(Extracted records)
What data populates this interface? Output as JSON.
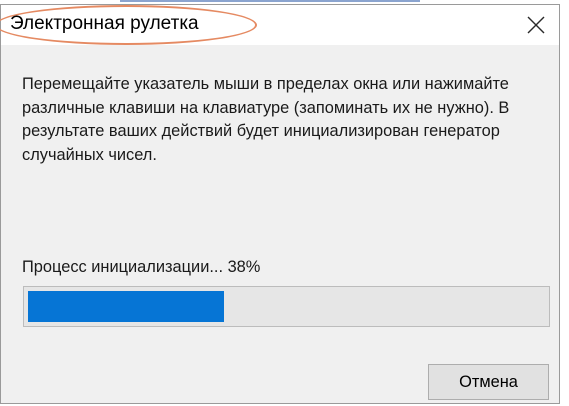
{
  "dialog": {
    "title": "Электронная рулетка",
    "close_icon": "close-icon",
    "message": "Перемещайте указатель мыши в пределах окна или нажимайте различные клавиши на клавиатуре (запоминать их не нужно). В результате ваших действий будет инициализирован генератор случайных чисел.",
    "progress_label": "Процесс инициализации... 38%",
    "progress_fraction": 0.38,
    "cancel_label": "Отмена"
  },
  "colors": {
    "progress_fill": "#0675d5",
    "highlight_outline": "#e58a62"
  }
}
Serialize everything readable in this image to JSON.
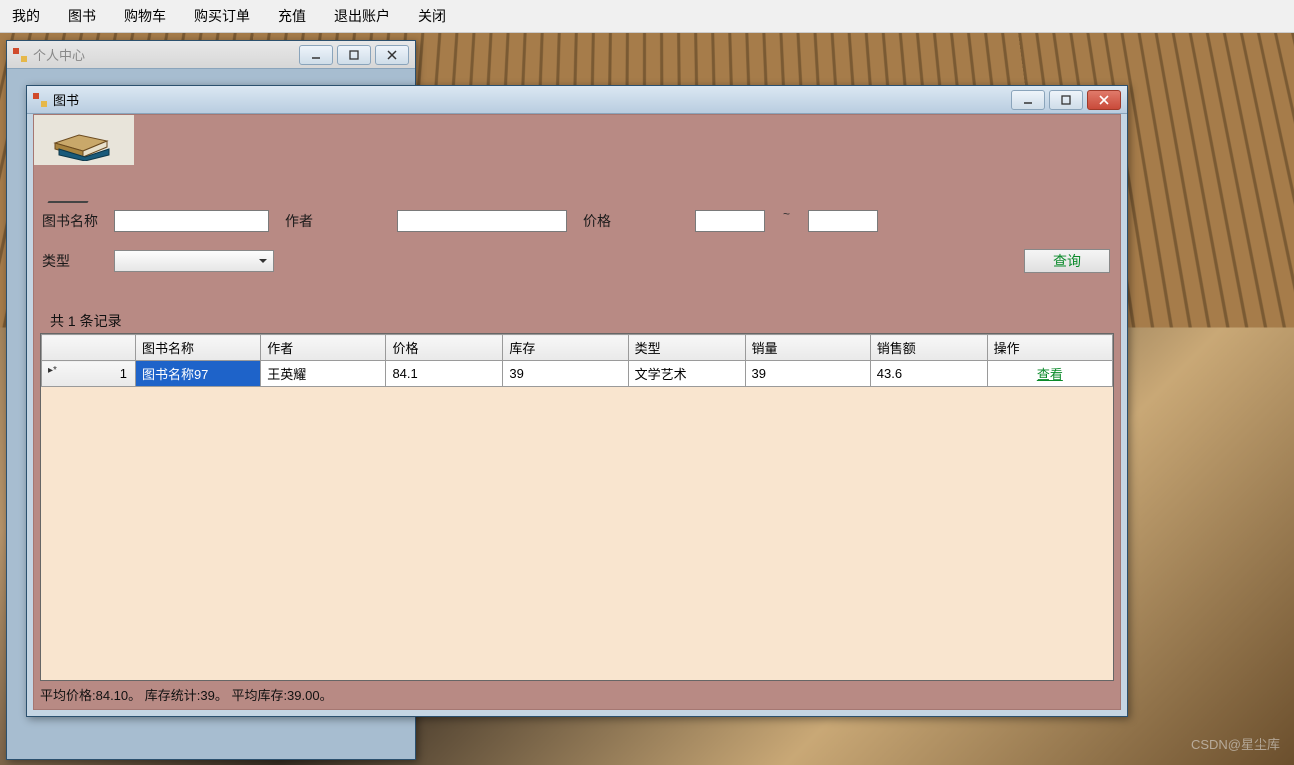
{
  "menubar": [
    "我的",
    "图书",
    "购物车",
    "购买订单",
    "充值",
    "退出账户",
    "关闭"
  ],
  "parent_window": {
    "title": "个人中心"
  },
  "child_window": {
    "title": "图书"
  },
  "search": {
    "name_label": "图书名称",
    "author_label": "作者",
    "price_label": "价格",
    "range_sep": "~",
    "type_label": "类型",
    "name_value": "",
    "author_value": "",
    "price_from": "",
    "price_to": "",
    "type_value": "",
    "query_btn": "查询"
  },
  "record_count_text": "共 1 条记录",
  "grid": {
    "headers": [
      "图书名称",
      "作者",
      "价格",
      "库存",
      "类型",
      "销量",
      "销售额",
      "操作"
    ],
    "row_marker": "▸*",
    "row_index": "1",
    "rows": [
      {
        "name": "图书名称97",
        "author": "王英耀",
        "price": "84.1",
        "stock": "39",
        "type": "文学艺术",
        "sales": "39",
        "revenue": "43.6",
        "op": "查看"
      }
    ]
  },
  "status": "平均价格:84.10。 库存统计:39。 平均库存:39.00。",
  "watermark": "CSDN@星尘库"
}
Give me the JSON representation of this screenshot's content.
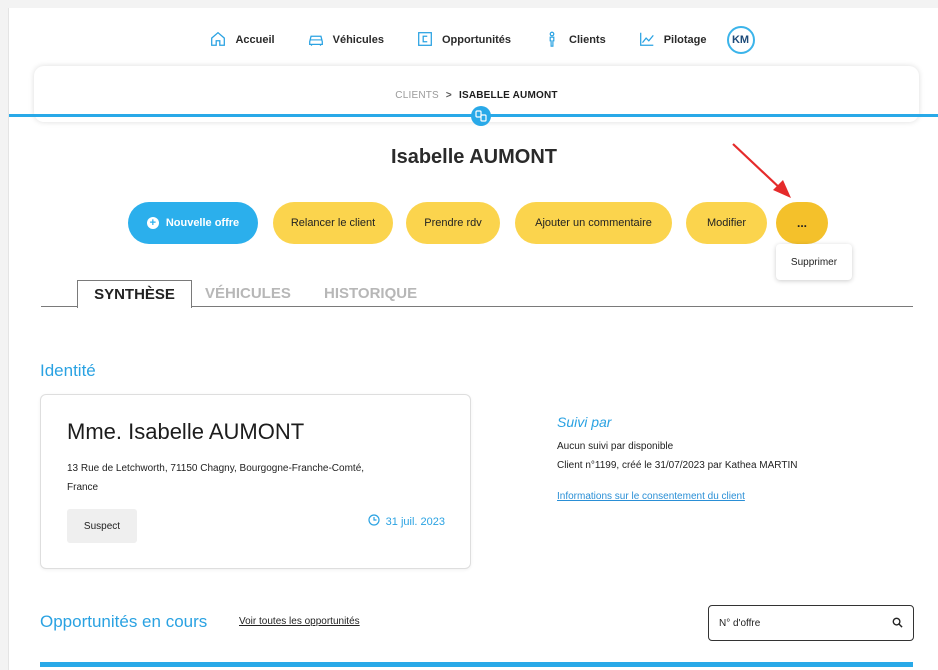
{
  "nav": {
    "items": [
      {
        "label": "Accueil",
        "icon": "home-icon"
      },
      {
        "label": "Véhicules",
        "icon": "car-icon"
      },
      {
        "label": "Opportunités",
        "icon": "opportunity-icon"
      },
      {
        "label": "Clients",
        "icon": "person-icon"
      },
      {
        "label": "Pilotage",
        "icon": "chart-icon"
      }
    ],
    "avatar": "KM"
  },
  "breadcrumb": {
    "parent": "CLIENTS",
    "separator": ">",
    "current": "ISABELLE AUMONT"
  },
  "page_title": "Isabelle AUMONT",
  "actions": {
    "new_offer": "Nouvelle offre",
    "relaunch": "Relancer le client",
    "appointment": "Prendre rdv",
    "comment": "Ajouter un commentaire",
    "edit": "Modifier",
    "more": "...",
    "more_menu": [
      "Supprimer"
    ]
  },
  "tabs": [
    "SYNTHÈSE",
    "VÉHICULES",
    "HISTORIQUE"
  ],
  "identity": {
    "section_title": "Identité",
    "name": "Mme. Isabelle AUMONT",
    "address_line1": "13 Rue de Letchworth, 71150 Chagny, Bourgogne-Franche-Comté,",
    "address_line2": "France",
    "status": "Suspect",
    "date": "31 juil. 2023"
  },
  "followup": {
    "title": "Suivi par",
    "line1": "Aucun suivi par disponible",
    "line2": "Client n°1199, créé le 31/07/2023 par Kathea MARTIN",
    "consent_link": "Informations sur le consentement du client"
  },
  "opportunities": {
    "section_title": "Opportunités en cours",
    "see_all": "Voir toutes les opportunités",
    "search_placeholder": "N° d'offre"
  },
  "colors": {
    "accent_blue": "#29a9e8",
    "button_yellow": "#fbd44d",
    "arrow_red": "#e52b2b"
  }
}
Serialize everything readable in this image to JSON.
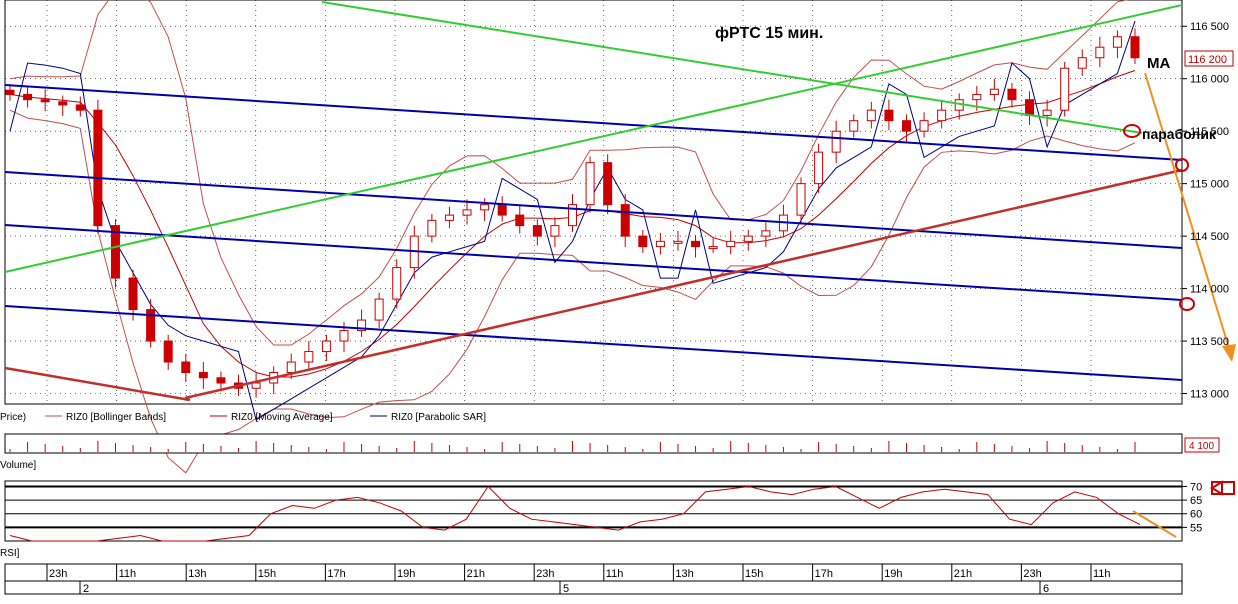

**Task details:**
Each line in the material either holds the string "this" or does not. State how many do, and nothing else.

**Output of the task:**
4